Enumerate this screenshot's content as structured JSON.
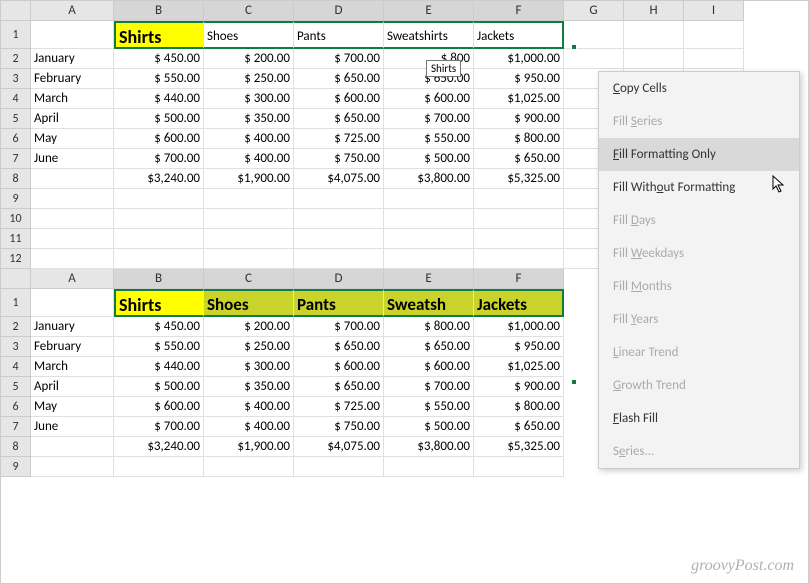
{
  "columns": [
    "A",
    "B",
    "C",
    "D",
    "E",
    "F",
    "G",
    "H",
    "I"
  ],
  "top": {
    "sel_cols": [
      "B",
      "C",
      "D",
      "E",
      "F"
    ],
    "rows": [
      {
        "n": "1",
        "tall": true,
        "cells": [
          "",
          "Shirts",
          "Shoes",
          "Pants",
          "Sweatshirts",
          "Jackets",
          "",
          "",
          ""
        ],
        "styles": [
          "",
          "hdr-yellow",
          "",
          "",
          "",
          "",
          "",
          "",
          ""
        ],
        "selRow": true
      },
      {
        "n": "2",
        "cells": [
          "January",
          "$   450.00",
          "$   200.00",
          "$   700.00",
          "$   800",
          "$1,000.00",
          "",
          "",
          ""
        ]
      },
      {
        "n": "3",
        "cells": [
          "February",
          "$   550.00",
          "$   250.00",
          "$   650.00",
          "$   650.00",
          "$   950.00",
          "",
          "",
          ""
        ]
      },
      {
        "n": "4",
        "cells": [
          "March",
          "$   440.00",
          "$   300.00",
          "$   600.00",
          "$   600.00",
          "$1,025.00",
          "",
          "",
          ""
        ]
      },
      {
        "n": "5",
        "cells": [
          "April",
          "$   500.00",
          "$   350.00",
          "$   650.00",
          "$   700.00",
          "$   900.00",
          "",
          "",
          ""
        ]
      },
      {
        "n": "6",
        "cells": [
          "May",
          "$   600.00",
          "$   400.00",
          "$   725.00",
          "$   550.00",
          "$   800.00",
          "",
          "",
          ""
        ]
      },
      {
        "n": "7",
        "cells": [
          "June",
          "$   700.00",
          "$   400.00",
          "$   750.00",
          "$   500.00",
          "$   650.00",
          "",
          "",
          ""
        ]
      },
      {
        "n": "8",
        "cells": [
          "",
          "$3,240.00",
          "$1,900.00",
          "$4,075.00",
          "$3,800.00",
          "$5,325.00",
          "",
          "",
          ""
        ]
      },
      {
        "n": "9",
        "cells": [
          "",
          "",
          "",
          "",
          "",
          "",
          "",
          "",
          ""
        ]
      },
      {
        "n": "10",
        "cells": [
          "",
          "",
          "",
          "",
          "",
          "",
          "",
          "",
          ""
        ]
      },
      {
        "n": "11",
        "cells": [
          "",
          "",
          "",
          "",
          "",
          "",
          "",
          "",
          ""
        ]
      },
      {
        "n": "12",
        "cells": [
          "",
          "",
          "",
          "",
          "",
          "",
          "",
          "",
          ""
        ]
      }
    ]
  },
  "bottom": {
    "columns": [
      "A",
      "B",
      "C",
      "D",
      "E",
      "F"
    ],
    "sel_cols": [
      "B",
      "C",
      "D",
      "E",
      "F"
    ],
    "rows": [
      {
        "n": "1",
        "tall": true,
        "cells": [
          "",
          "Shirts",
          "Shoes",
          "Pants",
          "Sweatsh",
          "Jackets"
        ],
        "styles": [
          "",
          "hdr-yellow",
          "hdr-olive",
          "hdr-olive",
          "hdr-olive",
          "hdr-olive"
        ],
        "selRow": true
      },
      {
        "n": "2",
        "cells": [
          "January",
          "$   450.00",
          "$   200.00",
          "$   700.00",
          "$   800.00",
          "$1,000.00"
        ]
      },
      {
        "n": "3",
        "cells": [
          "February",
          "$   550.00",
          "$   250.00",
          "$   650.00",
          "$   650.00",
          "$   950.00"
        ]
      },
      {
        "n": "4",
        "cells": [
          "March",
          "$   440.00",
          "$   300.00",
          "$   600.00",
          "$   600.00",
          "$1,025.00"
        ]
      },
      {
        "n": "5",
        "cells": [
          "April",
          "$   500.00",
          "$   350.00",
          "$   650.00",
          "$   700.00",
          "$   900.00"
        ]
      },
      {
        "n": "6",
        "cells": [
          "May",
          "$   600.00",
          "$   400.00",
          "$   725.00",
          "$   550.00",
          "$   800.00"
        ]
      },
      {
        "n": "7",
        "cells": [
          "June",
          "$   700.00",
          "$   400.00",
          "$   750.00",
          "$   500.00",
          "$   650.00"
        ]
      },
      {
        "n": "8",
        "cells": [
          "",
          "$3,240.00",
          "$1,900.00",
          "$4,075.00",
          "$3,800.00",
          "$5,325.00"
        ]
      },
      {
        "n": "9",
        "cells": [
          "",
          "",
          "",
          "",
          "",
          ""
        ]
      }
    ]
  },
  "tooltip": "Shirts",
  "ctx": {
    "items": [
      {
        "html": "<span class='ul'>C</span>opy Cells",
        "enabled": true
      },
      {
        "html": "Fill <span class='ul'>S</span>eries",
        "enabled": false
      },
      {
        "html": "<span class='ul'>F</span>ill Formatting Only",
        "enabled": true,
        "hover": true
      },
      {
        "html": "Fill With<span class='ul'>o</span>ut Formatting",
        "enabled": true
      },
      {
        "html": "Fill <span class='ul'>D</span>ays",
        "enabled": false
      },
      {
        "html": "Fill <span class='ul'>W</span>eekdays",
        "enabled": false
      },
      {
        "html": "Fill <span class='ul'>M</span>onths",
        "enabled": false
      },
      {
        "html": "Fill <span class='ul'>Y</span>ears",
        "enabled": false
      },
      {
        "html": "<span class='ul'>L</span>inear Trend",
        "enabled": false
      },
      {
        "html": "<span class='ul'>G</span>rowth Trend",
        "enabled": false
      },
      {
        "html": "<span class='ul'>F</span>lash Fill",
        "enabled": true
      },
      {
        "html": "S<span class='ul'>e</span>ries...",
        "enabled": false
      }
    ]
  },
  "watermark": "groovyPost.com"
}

********

**What the task requires:** Print all the records again exactly; do not include any picture.

**Result of this task:**
Enumerate this screenshot's content as structured JSON.
{
  "columns": [
    "A",
    "B",
    "C",
    "D",
    "E",
    "F",
    "G",
    "H",
    "I"
  ],
  "top": {
    "sel_cols": [
      "B",
      "C",
      "D",
      "E",
      "F"
    ],
    "rows": [
      {
        "n": "1",
        "tall": true,
        "cells": [
          "",
          "Shirts",
          "Shoes",
          "Pants",
          "Sweatshirts",
          "Jackets",
          "",
          "",
          ""
        ],
        "styles": [
          "",
          "hdr-yellow",
          "",
          "",
          "",
          "",
          "",
          "",
          ""
        ],
        "selRow": true
      },
      {
        "n": "2",
        "cells": [
          "January",
          "$   450.00",
          "$   200.00",
          "$   700.00",
          "$   800",
          "$1,000.00",
          "",
          "",
          ""
        ]
      },
      {
        "n": "3",
        "cells": [
          "February",
          "$   550.00",
          "$   250.00",
          "$   650.00",
          "$   650.00",
          "$   950.00",
          "",
          "",
          ""
        ]
      },
      {
        "n": "4",
        "cells": [
          "March",
          "$   440.00",
          "$   300.00",
          "$   600.00",
          "$   600.00",
          "$1,025.00",
          "",
          "",
          ""
        ]
      },
      {
        "n": "5",
        "cells": [
          "April",
          "$   500.00",
          "$   350.00",
          "$   650.00",
          "$   700.00",
          "$   900.00",
          "",
          "",
          ""
        ]
      },
      {
        "n": "6",
        "cells": [
          "May",
          "$   600.00",
          "$   400.00",
          "$   725.00",
          "$   550.00",
          "$   800.00",
          "",
          "",
          ""
        ]
      },
      {
        "n": "7",
        "cells": [
          "June",
          "$   700.00",
          "$   400.00",
          "$   750.00",
          "$   500.00",
          "$   650.00",
          "",
          "",
          ""
        ]
      },
      {
        "n": "8",
        "cells": [
          "",
          "$3,240.00",
          "$1,900.00",
          "$4,075.00",
          "$3,800.00",
          "$5,325.00",
          "",
          "",
          ""
        ]
      },
      {
        "n": "9",
        "cells": [
          "",
          "",
          "",
          "",
          "",
          "",
          "",
          "",
          ""
        ]
      },
      {
        "n": "10",
        "cells": [
          "",
          "",
          "",
          "",
          "",
          "",
          "",
          "",
          ""
        ]
      },
      {
        "n": "11",
        "cells": [
          "",
          "",
          "",
          "",
          "",
          "",
          "",
          "",
          ""
        ]
      },
      {
        "n": "12",
        "cells": [
          "",
          "",
          "",
          "",
          "",
          "",
          "",
          "",
          ""
        ]
      }
    ]
  },
  "bottom": {
    "columns": [
      "A",
      "B",
      "C",
      "D",
      "E",
      "F"
    ],
    "sel_cols": [
      "B",
      "C",
      "D",
      "E",
      "F"
    ],
    "rows": [
      {
        "n": "1",
        "tall": true,
        "cells": [
          "",
          "Shirts",
          "Shoes",
          "Pants",
          "Sweatsh",
          "Jackets"
        ],
        "styles": [
          "",
          "hdr-yellow",
          "hdr-olive",
          "hdr-olive",
          "hdr-olive",
          "hdr-olive"
        ],
        "selRow": true
      },
      {
        "n": "2",
        "cells": [
          "January",
          "$   450.00",
          "$   200.00",
          "$   700.00",
          "$   800.00",
          "$1,000.00"
        ]
      },
      {
        "n": "3",
        "cells": [
          "February",
          "$   550.00",
          "$   250.00",
          "$   650.00",
          "$   650.00",
          "$   950.00"
        ]
      },
      {
        "n": "4",
        "cells": [
          "March",
          "$   440.00",
          "$   300.00",
          "$   600.00",
          "$   600.00",
          "$1,025.00"
        ]
      },
      {
        "n": "5",
        "cells": [
          "April",
          "$   500.00",
          "$   350.00",
          "$   650.00",
          "$   700.00",
          "$   900.00"
        ]
      },
      {
        "n": "6",
        "cells": [
          "May",
          "$   600.00",
          "$   400.00",
          "$   725.00",
          "$   550.00",
          "$   800.00"
        ]
      },
      {
        "n": "7",
        "cells": [
          "June",
          "$   700.00",
          "$   400.00",
          "$   750.00",
          "$   500.00",
          "$   650.00"
        ]
      },
      {
        "n": "8",
        "cells": [
          "",
          "$3,240.00",
          "$1,900.00",
          "$4,075.00",
          "$3,800.00",
          "$5,325.00"
        ]
      },
      {
        "n": "9",
        "cells": [
          "",
          "",
          "",
          "",
          "",
          ""
        ]
      }
    ]
  },
  "tooltip": "Shirts",
  "ctx": {
    "items": [
      {
        "html": "<span class='ul'>C</span>opy Cells",
        "enabled": true
      },
      {
        "html": "Fill <span class='ul'>S</span>eries",
        "enabled": false
      },
      {
        "html": "<span class='ul'>F</span>ill Formatting Only",
        "enabled": true,
        "hover": true
      },
      {
        "html": "Fill With<span class='ul'>o</span>ut Formatting",
        "enabled": true
      },
      {
        "html": "Fill <span class='ul'>D</span>ays",
        "enabled": false
      },
      {
        "html": "Fill <span class='ul'>W</span>eekdays",
        "enabled": false
      },
      {
        "html": "Fill <span class='ul'>M</span>onths",
        "enabled": false
      },
      {
        "html": "Fill <span class='ul'>Y</span>ears",
        "enabled": false
      },
      {
        "html": "<span class='ul'>L</span>inear Trend",
        "enabled": false
      },
      {
        "html": "<span class='ul'>G</span>rowth Trend",
        "enabled": false
      },
      {
        "html": "<span class='ul'>F</span>lash Fill",
        "enabled": true
      },
      {
        "html": "S<span class='ul'>e</span>ries...",
        "enabled": false
      }
    ]
  },
  "watermark": "groovyPost.com"
}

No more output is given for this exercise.